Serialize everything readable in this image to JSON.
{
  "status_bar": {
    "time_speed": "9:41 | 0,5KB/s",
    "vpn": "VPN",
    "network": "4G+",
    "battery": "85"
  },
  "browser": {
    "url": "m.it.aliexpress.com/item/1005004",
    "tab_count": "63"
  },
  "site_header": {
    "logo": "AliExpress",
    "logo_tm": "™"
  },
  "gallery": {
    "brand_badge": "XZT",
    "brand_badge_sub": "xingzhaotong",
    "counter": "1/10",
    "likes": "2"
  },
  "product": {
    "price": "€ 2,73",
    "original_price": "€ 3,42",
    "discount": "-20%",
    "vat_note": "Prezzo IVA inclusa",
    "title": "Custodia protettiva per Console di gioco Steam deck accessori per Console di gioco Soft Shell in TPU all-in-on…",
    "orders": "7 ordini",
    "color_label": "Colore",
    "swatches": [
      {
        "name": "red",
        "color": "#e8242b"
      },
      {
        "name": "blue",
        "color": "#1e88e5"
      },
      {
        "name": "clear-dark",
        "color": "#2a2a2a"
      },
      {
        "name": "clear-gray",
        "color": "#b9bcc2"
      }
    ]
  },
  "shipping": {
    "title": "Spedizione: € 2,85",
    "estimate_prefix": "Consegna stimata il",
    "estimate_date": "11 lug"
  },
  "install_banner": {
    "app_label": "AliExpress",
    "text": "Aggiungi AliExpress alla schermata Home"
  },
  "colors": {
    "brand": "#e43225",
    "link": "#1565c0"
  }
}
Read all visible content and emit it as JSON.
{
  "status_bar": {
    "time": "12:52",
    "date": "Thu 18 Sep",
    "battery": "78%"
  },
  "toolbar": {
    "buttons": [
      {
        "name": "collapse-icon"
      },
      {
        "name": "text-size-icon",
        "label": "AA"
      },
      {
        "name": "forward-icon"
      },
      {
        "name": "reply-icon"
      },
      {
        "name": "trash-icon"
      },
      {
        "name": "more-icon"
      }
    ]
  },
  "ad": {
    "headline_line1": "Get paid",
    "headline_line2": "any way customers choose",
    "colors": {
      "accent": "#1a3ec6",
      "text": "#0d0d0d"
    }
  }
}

=====

__EXERCISE OBJECTIVE__.
Retype the entries exactly, including every line.

__RESULT BELOW__.
Serialize everything readable in this image to JSON.
{
  "status_bar": {
    "time_speed": "9:41 | 0,5KB/s",
    "vpn": "VPN",
    "network": "4G+",
    "battery": "85"
  },
  "browser": {
    "url": "m.it.aliexpress.com/item/1005004",
    "tab_count": "63"
  },
  "site_header": {
    "logo": "AliExpress",
    "logo_tm": "™"
  },
  "gallery": {
    "brand_badge": "XZT",
    "brand_badge_sub": "xingzhaotong",
    "counter": "1/10",
    "likes": "2"
  },
  "product": {
    "price": "€ 2,73",
    "original_price": "€ 3,42",
    "discount": "-20%",
    "vat_note": "Prezzo IVA inclusa",
    "title": "Custodia protettiva per Console di gioco Steam deck accessori per Console di gioco Soft Shell in TPU all-in-on…",
    "orders": "7 ordini",
    "color_label": "Colore",
    "swatches": [
      {
        "name": "red",
        "color": "#e8242b"
      },
      {
        "name": "blue",
        "color": "#1e88e5"
      },
      {
        "name": "clear-dark",
        "color": "#2a2a2a"
      },
      {
        "name": "clear-gray",
        "color": "#b9bcc2"
      }
    ]
  },
  "shipping": {
    "title": "Spedizione: € 2,85",
    "estimate_prefix": "Consegna stimata il",
    "estimate_date": "11 lug"
  },
  "install_banner": {
    "app_label": "AliExpress",
    "text": "Aggiungi AliExpress alla schermata Home"
  },
  "colors": {
    "brand": "#e43225",
    "link": "#1565c0"
  }
}
Read all visible content and emit it as JSON.
{
  "status_bar": {
    "time": "12:52",
    "date": "Thu 18 Sep",
    "battery": "78%"
  },
  "toolbar": {
    "buttons": [
      {
        "name": "collapse-icon"
      },
      {
        "name": "text-size-icon",
        "label": "AA"
      },
      {
        "name": "forward-icon"
      },
      {
        "name": "reply-icon"
      },
      {
        "name": "trash-icon"
      },
      {
        "name": "more-icon"
      }
    ]
  },
  "ad": {
    "headline_line1": "Get paid",
    "headline_line2": "any way customers choose",
    "colors": {
      "accent": "#1a3ec6",
      "text": "#0d0d0d"
    }
  }
}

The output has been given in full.